> _Problem requirements_: Within the material below, find each line bearing the word "arrows" and present it.
────────────────────
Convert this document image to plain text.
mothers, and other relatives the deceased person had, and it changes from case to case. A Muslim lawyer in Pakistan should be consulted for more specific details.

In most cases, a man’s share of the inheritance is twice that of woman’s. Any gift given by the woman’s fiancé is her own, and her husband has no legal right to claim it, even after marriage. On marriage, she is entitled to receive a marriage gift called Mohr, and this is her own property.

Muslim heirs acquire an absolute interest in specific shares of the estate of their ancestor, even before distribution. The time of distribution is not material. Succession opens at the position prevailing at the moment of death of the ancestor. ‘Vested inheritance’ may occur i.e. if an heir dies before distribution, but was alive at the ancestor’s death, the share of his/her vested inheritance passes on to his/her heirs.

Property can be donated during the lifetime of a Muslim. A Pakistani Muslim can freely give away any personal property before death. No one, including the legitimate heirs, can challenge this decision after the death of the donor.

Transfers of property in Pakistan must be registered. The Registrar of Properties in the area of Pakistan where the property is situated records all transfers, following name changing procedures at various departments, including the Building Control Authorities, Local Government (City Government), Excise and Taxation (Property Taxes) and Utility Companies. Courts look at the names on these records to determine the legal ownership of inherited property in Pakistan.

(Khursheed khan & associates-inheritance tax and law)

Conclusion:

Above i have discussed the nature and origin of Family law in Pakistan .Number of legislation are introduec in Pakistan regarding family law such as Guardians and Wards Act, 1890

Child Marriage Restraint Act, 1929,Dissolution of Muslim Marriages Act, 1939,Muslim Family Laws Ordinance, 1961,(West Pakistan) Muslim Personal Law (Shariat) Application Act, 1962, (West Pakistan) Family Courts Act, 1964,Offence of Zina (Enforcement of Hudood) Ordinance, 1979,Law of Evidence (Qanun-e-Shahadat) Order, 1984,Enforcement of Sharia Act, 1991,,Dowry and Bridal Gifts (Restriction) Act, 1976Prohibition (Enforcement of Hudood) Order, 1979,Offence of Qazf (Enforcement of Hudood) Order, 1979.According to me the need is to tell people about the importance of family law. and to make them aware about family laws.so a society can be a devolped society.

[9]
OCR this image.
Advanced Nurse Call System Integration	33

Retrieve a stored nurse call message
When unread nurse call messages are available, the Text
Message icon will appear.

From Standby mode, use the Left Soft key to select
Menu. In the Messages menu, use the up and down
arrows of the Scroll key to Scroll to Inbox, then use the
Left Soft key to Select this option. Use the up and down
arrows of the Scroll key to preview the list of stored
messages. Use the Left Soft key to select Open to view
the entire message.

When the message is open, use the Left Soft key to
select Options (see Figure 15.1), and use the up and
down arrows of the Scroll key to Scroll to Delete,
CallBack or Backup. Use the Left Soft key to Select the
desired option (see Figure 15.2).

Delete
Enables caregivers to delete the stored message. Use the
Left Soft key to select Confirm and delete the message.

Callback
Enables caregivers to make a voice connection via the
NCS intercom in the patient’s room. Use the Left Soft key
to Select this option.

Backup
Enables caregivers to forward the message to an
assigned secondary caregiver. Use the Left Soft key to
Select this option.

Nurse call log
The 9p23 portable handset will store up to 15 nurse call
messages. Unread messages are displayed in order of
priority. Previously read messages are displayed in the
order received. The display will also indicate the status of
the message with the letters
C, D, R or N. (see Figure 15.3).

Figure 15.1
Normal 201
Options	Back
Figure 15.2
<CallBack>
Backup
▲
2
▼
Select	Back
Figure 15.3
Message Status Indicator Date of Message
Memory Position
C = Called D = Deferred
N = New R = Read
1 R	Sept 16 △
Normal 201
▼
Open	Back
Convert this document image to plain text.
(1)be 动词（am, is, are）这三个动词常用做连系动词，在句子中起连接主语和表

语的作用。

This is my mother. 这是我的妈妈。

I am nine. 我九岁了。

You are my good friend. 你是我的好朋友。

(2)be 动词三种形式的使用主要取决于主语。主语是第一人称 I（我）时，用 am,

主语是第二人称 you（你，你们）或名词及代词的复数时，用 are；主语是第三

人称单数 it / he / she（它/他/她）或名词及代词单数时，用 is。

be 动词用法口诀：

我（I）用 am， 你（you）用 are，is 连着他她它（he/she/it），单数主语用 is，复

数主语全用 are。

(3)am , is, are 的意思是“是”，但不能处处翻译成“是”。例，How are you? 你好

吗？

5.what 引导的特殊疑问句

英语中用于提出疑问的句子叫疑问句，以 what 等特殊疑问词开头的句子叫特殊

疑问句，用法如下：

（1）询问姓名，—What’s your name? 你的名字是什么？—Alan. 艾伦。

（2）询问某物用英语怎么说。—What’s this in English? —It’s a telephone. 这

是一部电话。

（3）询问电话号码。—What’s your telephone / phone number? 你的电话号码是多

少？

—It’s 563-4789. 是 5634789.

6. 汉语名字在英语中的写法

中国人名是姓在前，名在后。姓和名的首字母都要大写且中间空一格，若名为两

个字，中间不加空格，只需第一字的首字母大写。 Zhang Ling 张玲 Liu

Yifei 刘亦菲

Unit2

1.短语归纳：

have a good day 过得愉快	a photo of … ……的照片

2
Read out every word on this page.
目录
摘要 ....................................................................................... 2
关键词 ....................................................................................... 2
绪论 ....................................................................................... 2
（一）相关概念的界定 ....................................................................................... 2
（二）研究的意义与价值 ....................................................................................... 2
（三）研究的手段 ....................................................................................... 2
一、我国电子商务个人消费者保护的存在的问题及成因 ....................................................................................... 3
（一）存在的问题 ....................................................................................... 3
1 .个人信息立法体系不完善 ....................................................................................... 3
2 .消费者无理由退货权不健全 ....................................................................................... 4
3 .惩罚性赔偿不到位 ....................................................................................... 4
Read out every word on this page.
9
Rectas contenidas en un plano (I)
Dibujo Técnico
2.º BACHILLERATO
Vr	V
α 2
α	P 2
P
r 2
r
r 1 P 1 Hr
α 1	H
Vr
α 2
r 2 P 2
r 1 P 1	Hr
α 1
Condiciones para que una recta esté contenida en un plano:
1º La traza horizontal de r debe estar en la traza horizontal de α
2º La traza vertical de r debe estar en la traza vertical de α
────────────────────
> _Written reply_:
arrows of the Scroll key to Scroll to Inbox, then use the
arrows of the Scroll key to preview the list of stored
down arrows of the Scroll key to Scroll to Delete,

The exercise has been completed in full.